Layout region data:
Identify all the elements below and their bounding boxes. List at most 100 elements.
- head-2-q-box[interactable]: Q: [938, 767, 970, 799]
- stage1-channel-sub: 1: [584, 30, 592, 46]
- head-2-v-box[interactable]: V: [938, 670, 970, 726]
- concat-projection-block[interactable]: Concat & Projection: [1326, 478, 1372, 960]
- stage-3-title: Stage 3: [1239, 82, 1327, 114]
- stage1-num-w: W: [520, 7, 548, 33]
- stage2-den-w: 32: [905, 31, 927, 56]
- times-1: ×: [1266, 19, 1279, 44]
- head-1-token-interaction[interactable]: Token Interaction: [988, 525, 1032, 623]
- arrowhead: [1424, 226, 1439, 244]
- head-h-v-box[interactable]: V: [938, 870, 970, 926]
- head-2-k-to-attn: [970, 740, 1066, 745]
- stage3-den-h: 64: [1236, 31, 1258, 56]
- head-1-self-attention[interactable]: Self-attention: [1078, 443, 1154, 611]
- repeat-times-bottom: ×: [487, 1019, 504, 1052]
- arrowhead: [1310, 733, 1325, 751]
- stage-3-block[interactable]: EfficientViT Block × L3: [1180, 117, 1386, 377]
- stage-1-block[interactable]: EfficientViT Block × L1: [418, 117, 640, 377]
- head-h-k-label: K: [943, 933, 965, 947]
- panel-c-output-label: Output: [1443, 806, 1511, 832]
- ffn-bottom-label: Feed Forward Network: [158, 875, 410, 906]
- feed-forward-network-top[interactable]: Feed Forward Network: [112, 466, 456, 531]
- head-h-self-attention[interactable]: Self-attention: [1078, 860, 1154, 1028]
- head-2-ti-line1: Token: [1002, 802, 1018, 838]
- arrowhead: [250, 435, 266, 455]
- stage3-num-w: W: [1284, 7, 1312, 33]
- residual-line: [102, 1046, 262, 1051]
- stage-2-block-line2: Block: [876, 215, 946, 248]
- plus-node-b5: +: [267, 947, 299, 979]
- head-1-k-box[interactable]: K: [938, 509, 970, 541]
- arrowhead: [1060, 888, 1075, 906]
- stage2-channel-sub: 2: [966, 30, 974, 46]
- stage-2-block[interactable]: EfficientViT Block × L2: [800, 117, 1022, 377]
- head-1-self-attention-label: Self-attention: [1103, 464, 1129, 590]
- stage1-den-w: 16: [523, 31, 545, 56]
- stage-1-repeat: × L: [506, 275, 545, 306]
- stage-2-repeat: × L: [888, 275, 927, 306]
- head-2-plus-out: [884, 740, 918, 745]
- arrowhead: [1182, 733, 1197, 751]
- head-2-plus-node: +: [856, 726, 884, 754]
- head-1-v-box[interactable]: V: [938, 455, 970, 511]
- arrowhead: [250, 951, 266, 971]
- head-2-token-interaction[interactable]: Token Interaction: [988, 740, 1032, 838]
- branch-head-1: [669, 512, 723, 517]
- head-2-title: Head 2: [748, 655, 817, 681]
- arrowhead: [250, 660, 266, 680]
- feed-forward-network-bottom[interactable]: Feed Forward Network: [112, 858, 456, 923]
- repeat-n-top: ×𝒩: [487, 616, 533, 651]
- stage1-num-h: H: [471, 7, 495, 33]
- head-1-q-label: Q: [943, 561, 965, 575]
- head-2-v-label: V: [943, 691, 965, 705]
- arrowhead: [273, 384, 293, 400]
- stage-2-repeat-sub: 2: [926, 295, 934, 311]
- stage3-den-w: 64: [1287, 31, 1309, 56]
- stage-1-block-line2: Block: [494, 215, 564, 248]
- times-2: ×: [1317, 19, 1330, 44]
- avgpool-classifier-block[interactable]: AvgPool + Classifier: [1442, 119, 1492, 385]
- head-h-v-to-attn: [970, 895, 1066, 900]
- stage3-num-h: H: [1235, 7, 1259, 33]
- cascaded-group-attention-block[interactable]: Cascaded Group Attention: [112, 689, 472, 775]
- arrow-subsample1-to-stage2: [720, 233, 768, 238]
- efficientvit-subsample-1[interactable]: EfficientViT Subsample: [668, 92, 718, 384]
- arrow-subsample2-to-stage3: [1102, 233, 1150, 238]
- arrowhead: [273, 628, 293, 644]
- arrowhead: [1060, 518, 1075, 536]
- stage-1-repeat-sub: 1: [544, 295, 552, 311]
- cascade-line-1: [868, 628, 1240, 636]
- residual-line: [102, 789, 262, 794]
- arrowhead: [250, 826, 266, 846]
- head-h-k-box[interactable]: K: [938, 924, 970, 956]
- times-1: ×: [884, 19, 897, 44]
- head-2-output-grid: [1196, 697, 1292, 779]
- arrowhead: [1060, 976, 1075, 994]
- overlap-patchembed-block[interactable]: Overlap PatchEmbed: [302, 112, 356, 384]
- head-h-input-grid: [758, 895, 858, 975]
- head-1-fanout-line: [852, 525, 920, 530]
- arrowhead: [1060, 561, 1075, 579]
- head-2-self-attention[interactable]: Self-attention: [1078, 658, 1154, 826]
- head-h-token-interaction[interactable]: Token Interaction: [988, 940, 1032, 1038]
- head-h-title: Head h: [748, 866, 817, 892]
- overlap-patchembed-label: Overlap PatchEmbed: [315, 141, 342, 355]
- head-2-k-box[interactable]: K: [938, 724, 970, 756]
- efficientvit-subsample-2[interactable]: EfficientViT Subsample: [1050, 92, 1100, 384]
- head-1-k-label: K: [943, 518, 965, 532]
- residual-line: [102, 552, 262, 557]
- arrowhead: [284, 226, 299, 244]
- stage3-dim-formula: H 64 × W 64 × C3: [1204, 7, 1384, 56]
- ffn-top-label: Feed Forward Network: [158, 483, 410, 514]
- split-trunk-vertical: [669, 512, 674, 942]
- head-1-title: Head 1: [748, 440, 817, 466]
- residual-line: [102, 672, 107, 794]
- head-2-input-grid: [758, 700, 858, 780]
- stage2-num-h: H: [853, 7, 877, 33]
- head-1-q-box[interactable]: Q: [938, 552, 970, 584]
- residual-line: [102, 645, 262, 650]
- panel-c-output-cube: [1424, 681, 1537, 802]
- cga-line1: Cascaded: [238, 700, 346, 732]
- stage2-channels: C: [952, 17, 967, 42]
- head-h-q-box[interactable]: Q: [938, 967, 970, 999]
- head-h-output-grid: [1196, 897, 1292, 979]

Job — Copy the data word for word, starting from its first line and ending with the line that contains "- stage-3-block[interactable]: EfficientViT". Include that line.

Exercise answer —
Identify all the elements below and their bounding boxes. List at most 100 elements.
- head-2-q-box[interactable]: Q: [938, 767, 970, 799]
- stage1-channel-sub: 1: [584, 30, 592, 46]
- head-2-v-box[interactable]: V: [938, 670, 970, 726]
- concat-projection-block[interactable]: Concat & Projection: [1326, 478, 1372, 960]
- stage-3-title: Stage 3: [1239, 82, 1327, 114]
- stage1-num-w: W: [520, 7, 548, 33]
- stage2-den-w: 32: [905, 31, 927, 56]
- times-1: ×: [1266, 19, 1279, 44]
- head-1-token-interaction[interactable]: Token Interaction: [988, 525, 1032, 623]
- arrowhead: [1424, 226, 1439, 244]
- head-h-v-box[interactable]: V: [938, 870, 970, 926]
- head-2-k-to-attn: [970, 740, 1066, 745]
- stage3-den-h: 64: [1236, 31, 1258, 56]
- head-1-self-attention[interactable]: Self-attention: [1078, 443, 1154, 611]
- repeat-times-bottom: ×: [487, 1019, 504, 1052]
- arrowhead: [1310, 733, 1325, 751]
- stage-3-block[interactable]: EfficientViT Block × L3: [1180, 117, 1386, 377]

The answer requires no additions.